▶ [Exercise directions]
Return only this: the line with "Give me the" and all the lines that follow it below, through the final one, exactly as they are.

[Figure data in JSON]
————————
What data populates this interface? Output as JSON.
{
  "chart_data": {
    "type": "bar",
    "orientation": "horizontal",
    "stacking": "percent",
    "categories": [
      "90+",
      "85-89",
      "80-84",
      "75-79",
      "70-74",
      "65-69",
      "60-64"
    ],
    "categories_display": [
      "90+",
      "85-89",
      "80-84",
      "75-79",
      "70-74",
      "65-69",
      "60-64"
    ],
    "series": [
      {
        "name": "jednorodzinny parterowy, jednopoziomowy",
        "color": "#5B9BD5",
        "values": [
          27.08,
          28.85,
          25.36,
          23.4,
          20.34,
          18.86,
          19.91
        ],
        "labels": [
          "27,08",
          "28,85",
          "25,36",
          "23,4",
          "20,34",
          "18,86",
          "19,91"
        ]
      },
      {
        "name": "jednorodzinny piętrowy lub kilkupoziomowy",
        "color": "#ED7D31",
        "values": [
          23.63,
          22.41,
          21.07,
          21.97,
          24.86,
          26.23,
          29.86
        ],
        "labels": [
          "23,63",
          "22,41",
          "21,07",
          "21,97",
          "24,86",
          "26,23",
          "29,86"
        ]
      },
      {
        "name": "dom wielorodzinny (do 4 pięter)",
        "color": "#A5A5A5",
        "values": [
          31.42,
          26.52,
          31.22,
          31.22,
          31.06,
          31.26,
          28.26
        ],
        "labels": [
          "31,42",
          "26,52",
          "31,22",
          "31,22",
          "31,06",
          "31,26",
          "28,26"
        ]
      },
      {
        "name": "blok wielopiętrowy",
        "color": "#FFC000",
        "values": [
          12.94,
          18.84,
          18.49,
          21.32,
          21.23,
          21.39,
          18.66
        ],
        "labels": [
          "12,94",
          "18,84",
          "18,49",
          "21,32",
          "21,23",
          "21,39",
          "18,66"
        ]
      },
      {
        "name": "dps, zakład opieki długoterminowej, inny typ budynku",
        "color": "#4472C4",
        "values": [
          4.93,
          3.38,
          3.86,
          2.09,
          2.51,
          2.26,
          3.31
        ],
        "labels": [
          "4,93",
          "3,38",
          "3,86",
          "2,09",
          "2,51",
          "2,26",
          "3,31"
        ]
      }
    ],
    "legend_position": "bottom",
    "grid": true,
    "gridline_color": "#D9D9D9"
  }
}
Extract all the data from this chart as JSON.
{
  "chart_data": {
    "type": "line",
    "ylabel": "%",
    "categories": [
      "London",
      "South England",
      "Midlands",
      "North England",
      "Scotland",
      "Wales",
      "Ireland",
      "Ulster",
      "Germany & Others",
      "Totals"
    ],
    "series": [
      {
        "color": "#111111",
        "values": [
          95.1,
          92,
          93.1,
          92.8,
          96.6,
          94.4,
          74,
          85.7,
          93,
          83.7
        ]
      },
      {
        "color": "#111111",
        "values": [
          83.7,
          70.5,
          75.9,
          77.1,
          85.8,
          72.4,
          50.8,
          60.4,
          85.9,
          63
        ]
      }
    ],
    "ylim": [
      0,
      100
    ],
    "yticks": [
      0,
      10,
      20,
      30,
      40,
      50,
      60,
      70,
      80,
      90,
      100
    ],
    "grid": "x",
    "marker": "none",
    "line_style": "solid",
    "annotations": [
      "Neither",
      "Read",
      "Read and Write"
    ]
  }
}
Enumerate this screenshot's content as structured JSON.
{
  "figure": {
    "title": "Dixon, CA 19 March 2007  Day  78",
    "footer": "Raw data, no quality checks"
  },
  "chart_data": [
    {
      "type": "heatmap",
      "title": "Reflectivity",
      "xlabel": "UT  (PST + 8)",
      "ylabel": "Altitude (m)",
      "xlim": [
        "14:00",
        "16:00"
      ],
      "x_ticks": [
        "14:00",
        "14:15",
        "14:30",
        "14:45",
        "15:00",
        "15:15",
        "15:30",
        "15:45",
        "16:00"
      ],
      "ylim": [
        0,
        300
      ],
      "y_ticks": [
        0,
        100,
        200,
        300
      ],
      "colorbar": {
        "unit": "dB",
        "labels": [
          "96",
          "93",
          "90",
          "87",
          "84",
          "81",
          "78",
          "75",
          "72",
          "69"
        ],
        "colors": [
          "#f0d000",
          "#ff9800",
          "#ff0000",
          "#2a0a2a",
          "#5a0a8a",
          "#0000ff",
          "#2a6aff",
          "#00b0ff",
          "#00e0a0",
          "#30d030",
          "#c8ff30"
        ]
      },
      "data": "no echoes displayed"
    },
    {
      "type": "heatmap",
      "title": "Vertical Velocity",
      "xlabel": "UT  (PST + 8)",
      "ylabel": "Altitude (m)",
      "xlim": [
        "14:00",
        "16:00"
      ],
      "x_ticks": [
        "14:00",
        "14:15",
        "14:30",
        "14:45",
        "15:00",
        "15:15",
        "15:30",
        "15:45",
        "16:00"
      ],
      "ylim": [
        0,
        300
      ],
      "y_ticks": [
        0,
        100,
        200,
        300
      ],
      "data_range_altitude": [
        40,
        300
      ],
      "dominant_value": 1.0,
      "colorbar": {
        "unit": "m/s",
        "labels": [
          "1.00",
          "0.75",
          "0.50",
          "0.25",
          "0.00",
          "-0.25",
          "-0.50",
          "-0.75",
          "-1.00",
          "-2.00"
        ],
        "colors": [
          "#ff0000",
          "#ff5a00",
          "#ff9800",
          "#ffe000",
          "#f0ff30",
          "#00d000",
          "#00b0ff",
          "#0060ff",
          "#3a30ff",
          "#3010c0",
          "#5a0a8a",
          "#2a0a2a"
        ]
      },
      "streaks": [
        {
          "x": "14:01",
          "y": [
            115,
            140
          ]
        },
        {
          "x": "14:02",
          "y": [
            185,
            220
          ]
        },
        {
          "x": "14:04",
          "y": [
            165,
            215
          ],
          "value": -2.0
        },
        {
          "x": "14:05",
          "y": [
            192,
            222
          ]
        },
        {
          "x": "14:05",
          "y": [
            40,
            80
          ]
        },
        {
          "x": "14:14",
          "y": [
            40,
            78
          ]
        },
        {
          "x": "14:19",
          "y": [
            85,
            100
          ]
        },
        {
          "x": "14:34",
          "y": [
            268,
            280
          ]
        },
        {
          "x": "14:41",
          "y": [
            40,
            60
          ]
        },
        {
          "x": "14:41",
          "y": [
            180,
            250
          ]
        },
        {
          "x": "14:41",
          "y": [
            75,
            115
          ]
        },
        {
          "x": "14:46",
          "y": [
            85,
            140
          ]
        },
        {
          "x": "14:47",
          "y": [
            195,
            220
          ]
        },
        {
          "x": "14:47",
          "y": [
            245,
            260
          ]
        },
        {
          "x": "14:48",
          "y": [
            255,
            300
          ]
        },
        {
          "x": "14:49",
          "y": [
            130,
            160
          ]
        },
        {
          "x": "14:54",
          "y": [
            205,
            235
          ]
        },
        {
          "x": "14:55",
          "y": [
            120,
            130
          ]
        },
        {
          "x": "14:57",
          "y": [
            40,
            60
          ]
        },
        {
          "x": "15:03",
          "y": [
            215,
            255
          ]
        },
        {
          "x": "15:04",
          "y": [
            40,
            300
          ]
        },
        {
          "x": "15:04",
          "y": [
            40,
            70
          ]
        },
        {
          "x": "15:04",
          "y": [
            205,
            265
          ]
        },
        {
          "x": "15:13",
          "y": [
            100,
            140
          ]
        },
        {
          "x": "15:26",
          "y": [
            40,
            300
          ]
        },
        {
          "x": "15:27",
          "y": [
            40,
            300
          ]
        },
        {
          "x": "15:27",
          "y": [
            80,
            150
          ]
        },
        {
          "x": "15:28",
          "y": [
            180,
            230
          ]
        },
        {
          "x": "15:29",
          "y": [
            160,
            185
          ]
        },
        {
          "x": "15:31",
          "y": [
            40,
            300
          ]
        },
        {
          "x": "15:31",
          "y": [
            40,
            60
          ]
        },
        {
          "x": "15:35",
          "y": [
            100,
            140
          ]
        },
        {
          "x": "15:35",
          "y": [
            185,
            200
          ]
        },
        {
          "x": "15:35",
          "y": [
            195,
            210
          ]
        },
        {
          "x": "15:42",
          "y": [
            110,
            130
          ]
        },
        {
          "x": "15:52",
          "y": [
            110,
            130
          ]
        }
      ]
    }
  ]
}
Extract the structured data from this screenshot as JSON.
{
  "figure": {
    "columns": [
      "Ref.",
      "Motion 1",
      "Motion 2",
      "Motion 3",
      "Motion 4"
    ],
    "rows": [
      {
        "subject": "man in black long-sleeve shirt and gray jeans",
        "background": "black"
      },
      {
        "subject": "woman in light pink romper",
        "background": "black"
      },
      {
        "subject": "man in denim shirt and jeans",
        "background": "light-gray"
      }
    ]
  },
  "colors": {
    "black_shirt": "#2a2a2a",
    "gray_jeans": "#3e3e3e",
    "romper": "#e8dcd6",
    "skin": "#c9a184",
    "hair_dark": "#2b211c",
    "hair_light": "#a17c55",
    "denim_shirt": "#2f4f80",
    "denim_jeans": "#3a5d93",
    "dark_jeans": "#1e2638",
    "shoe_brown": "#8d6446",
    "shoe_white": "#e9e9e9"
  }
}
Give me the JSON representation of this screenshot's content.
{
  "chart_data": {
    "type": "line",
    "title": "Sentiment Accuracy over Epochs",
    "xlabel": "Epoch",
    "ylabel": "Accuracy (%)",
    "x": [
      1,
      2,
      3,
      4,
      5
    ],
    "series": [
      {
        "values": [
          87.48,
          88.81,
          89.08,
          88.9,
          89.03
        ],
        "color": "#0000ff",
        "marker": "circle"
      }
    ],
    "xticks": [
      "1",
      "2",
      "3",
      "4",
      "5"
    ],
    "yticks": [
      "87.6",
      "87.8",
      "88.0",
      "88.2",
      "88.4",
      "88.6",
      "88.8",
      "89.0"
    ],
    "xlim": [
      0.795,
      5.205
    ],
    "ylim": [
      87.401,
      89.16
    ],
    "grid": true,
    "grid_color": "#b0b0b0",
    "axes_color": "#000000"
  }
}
————————
▶ [Result]
Give me the JSON representation of this screenshot's content.
{
  "chart_data": {
    "type": "line",
    "title": "Sentiment Accuracy over Epochs",
    "xlabel": "Epoch",
    "ylabel": "Accuracy (%)",
    "x": [
      1,
      2,
      3,
      4,
      5
    ],
    "series": [
      {
        "values": [
          87.48,
          88.81,
          89.08,
          88.9,
          89.03
        ],
        "color": "#0000ff",
        "marker": "circle"
      }
    ],
    "xticks": [
      "1",
      "2",
      "3",
      "4",
      "5"
    ],
    "yticks": [
      "87.6",
      "87.8",
      "88.0",
      "88.2",
      "88.4",
      "88.6",
      "88.8",
      "89.0"
    ],
    "xlim": [
      0.795,
      5.205
    ],
    "ylim": [
      87.401,
      89.16
    ],
    "grid": true,
    "grid_color": "#b0b0b0",
    "axes_color": "#000000"
  }
}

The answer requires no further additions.